## [Task requirements]
Copy out all lines that hold "locali".

######

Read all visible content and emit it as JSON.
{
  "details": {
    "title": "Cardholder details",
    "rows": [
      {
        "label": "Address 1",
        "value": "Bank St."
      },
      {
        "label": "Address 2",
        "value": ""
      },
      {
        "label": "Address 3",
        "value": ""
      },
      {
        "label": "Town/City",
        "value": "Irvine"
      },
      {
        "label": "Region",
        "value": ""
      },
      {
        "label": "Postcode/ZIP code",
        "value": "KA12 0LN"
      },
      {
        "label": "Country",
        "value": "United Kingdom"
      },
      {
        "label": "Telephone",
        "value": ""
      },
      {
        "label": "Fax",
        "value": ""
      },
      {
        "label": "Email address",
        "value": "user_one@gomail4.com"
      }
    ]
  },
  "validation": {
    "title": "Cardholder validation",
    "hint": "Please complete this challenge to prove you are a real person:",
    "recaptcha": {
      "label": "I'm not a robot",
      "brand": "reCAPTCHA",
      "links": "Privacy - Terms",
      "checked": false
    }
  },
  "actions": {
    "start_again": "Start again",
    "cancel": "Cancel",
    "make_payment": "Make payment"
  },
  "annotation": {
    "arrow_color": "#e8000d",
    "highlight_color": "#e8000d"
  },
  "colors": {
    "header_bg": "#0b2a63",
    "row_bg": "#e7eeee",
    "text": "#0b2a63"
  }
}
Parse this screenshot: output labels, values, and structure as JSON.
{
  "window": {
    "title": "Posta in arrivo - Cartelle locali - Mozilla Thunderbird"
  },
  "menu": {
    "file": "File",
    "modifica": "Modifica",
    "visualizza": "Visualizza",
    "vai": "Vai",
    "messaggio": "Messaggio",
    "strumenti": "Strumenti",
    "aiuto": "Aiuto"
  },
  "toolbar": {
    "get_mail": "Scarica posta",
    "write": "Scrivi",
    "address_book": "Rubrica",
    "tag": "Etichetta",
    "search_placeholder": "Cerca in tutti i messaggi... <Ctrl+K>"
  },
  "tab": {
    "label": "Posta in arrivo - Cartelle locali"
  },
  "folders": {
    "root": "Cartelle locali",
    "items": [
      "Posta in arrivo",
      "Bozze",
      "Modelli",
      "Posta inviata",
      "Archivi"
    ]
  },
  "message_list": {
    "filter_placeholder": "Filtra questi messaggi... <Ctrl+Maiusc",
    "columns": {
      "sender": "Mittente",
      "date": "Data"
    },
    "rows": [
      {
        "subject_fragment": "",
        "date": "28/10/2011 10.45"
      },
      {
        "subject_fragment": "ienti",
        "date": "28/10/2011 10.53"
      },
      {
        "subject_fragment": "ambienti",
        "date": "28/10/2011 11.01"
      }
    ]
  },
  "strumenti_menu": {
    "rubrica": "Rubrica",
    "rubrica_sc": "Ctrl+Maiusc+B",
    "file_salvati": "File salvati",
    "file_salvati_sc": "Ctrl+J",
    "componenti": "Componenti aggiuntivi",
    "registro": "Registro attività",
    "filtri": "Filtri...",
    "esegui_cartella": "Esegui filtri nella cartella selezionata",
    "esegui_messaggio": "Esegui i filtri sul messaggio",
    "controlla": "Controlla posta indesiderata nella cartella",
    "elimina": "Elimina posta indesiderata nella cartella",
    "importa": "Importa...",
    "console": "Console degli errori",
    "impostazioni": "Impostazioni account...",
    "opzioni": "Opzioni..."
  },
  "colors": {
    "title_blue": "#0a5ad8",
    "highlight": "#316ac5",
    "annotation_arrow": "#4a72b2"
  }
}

######

## [Correct output]
    "title": "Posta in arrivo - Cartelle locali - Mozilla Thunderbird"
    "label": "Posta in arrivo - Cartelle locali"
    "root": "Cartelle locali",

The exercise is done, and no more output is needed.